◆ Bu alıştırmada istenenler:
a - Gösterilen metne göre peşmergeler kime bağlıdır?
b - Gösterilen metinde "Türkmen bakan, Kürdistan'ı" sözlerini içeren yerden başlayıp "ve ekonomisini anlattı." ile kapanan bölümü harfi harfine kopyala.

◆ Gösterilen metin:
-=-=-

Türkmen bakan, Kürdistan'ı anlattı
Türkiye'deki bilinen ismi ile Kuzey Irak Bölgesel Yönetimi, kendi verdikleri ismi ile 'Irak Bölgesel Kürdistan Bölgesi'nin tek Türkmen bakanı Sinan Çelebi, bölgeyi ve ekonomisini anlattı.
13 Yıl Önce Güncellendi
2012-11-25 10:16:26
İşte o röportaj:
ERBİL DÜNYANIN EN GÜVENLİ KENTLERİNDEN BİRİ
Hafta başında tam üç yıllık bir aradan sonra Erbil'e yolum düştüğünde, Bağdat'taki merkezi hükümete bağlı orduyla Irak'ın kuzeyindeki Kürdistan Bölgesel Yönetimi Başkanı Mesut Barzani'ye bağlı peşmergeler arasında çatışma yaşanıyordu. Kentte ne çatışmaya dair en ufak bir telaş vardı, ne de kent halkında en ufak bir güvenlik endişesi.

-=-=-

◆ Sağlanan veriler:
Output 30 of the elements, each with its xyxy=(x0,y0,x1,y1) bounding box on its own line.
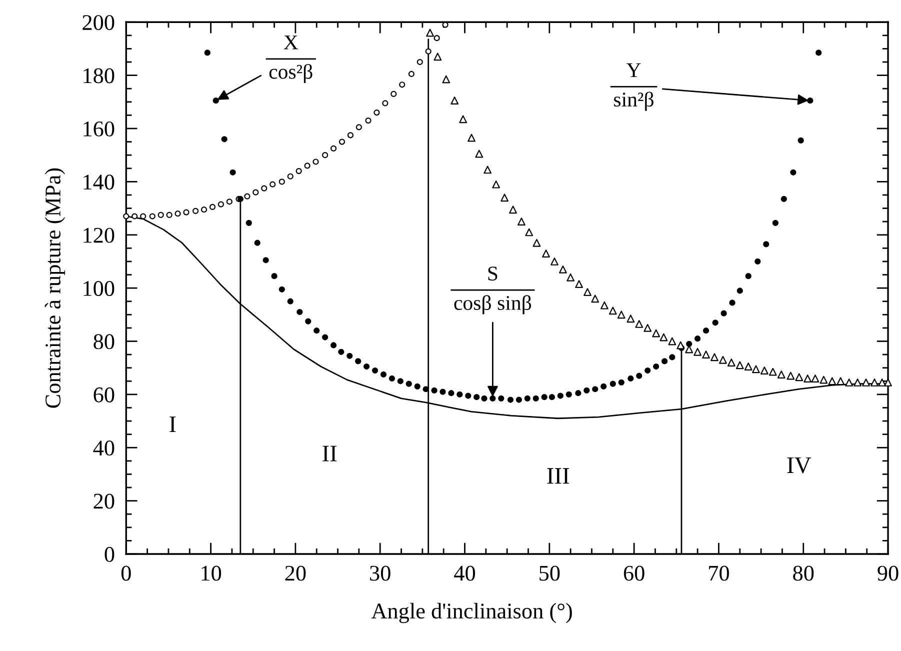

-=-=-

◆ Görevlere yanıtlar:
a - Kürdistan Bölgesel Yönetimi Başkanı Mesut Barzani'ye bağlıdırlar.

b -
Türkmen bakan, Kürdistan'ı anlattı
Türkiye'deki bilinen ismi ile Kuzey Irak Bölgesel Yönetimi, kendi verdikleri ismi ile 'Irak Bölgesel Kürdistan Bölgesi'nin tek Türkmen bakanı Sinan Çelebi, bölgeyi ve ekonomisini anlattı.